# What is asked
Present the material from the line containing "Patent image size: (956, 1204)." up to and including the line containing "The horizontal pressing" as a Markdown table with the columns Row and Entry, giving each line with its row number and omitting blank lines.

━━━━━━━━━━━━━━━━━━━━━━━━━━━━━━

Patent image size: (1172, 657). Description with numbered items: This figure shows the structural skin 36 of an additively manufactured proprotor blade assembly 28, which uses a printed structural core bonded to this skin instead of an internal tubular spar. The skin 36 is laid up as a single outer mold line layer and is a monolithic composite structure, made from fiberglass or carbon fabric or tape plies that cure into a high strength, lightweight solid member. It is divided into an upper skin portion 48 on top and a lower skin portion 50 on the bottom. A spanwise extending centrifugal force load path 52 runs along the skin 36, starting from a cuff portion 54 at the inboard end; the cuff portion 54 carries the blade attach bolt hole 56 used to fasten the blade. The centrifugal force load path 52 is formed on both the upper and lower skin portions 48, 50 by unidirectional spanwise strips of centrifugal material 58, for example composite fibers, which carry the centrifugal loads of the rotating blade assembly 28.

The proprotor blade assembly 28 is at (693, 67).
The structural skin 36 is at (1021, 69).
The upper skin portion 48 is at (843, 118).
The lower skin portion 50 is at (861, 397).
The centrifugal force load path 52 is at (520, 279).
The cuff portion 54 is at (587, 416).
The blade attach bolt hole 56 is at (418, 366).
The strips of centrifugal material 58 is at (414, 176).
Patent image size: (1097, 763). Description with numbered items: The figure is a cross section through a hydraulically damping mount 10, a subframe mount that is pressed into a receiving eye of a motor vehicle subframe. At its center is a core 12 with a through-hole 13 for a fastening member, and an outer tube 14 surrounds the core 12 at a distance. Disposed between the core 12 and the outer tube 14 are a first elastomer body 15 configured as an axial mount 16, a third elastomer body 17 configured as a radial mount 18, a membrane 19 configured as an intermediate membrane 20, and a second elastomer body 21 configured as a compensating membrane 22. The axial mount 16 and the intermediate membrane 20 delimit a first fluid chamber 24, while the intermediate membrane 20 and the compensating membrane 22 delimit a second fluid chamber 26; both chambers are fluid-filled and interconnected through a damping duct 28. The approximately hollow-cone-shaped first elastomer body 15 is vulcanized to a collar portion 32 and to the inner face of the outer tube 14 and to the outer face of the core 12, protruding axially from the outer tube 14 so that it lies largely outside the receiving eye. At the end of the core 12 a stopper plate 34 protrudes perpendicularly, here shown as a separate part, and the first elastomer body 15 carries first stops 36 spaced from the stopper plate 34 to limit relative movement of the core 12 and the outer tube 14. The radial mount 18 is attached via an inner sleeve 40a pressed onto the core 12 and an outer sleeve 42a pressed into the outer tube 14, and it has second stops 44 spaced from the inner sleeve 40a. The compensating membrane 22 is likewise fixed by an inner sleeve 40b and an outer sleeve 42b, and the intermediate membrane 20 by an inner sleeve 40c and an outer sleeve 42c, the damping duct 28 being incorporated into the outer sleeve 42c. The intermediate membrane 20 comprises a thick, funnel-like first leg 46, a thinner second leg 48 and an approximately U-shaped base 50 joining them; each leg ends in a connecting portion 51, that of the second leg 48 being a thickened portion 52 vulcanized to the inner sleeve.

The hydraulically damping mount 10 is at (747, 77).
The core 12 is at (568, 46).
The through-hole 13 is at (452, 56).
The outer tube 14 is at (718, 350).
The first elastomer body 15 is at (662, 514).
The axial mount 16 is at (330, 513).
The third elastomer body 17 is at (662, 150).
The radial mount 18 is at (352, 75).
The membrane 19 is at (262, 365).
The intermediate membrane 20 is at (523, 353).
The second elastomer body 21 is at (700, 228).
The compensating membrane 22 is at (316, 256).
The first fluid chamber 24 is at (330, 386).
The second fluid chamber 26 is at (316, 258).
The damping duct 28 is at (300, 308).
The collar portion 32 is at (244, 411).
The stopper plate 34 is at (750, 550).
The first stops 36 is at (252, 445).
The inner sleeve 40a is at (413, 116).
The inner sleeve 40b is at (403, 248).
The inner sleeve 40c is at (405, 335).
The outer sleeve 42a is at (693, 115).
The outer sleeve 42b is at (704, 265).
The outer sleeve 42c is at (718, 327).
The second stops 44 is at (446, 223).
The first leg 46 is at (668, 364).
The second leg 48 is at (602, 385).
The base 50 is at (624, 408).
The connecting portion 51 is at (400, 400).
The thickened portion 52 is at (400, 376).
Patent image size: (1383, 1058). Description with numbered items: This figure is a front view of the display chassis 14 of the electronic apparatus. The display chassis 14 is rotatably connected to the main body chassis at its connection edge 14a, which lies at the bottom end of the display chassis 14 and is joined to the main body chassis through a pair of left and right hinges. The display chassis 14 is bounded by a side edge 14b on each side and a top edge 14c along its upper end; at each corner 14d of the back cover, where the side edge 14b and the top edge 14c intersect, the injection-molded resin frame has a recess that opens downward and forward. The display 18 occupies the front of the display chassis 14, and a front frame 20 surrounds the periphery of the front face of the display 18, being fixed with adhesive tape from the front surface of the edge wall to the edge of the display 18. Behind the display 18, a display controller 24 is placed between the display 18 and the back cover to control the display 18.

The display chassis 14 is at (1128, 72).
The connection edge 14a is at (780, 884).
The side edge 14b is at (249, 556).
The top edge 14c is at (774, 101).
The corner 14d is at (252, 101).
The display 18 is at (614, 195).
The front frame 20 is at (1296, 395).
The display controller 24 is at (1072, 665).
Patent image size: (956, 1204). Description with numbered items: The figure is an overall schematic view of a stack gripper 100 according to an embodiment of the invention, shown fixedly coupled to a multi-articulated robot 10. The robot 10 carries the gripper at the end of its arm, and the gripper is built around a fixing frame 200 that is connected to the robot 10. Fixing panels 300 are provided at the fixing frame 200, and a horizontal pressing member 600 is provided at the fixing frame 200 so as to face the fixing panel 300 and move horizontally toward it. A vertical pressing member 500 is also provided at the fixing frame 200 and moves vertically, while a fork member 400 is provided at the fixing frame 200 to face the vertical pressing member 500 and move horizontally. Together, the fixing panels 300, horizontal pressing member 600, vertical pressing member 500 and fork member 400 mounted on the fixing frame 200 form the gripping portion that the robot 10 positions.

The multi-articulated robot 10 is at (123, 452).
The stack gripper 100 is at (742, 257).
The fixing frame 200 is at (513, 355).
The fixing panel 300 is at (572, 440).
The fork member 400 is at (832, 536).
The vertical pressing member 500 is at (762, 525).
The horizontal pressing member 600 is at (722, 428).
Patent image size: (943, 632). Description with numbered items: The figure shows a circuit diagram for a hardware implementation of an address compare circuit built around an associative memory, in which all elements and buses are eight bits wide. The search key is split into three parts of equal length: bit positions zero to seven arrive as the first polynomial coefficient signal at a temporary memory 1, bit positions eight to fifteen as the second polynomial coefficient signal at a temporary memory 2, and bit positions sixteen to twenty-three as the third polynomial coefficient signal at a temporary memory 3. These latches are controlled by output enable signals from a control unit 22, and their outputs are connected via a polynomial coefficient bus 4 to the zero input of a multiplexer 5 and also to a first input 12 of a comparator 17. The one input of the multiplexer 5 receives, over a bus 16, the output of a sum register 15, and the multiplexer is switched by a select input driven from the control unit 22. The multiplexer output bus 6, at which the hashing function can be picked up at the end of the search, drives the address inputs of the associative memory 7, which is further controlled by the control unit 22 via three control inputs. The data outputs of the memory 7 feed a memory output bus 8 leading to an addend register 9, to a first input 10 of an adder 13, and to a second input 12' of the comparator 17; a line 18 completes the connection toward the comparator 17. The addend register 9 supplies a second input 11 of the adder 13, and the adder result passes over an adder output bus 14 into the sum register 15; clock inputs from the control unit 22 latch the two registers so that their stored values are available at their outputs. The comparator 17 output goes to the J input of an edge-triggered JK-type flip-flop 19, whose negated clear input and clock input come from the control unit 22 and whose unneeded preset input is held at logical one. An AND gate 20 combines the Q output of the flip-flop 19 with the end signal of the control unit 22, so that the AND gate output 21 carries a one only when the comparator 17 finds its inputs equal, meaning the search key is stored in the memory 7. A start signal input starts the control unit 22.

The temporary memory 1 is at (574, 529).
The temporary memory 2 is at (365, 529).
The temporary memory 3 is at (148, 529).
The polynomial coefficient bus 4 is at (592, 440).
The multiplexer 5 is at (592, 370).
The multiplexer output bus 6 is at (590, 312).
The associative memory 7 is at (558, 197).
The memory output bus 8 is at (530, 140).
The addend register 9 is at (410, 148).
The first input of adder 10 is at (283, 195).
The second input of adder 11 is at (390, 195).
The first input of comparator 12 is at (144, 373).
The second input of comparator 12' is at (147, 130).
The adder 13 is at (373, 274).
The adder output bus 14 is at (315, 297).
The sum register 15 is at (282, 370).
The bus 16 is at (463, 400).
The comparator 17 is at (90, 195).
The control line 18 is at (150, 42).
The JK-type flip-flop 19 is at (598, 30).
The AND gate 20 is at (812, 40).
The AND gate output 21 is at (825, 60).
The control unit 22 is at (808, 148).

━━━━━━━━━━━━━━━━━━━━━━━━━━━━━━

# Response
| Row | Entry |
|---|---|
| 1 | Patent image size: (956, 1204). Description with numbered items: The figure is an overall schematic view of a stack gripper 100 according to an embodiment of the invention, shown fixedly coupled to a multi-articulated robot 10. The robot 10 carries the gripper at the end of its arm, and the gripper is built around a fixing frame 200 that is connected to the robot 10. Fixing panels 300 are provided at the fixing frame 200, and a horizontal pressing member 600 is provided at the fixing frame 200 so as to face the fixing panel 300 and move horizontally toward it. A vertical pressing member 500 is also provided at the fixing frame 200 and moves vertically, while a fork member 400 is provided at the fixing frame 200 to face the vertical pressing member 500 and move horizontally. Together, the fixing panels 300, horizontal pressing member 600, vertical pressing member 500 and fork member 400 mounted on the fixing frame 200 form the gripping portion that the robot 10 positions. |
| 2 | The multi-articulated robot 10 is at (123, 452). |
| 3 | The stack gripper 100 is at (742, 257). |
| 4 | The fixing frame 200 is at (513, 355). |
| 5 | The fixing panel 300 is at (572, 440). |
| 6 | The fork member 400 is at (832, 536). |
| 7 | The vertical pressing member 500 is at (762, 525). |
| 8 | The horizontal pressing member 600 is at (722, 428). |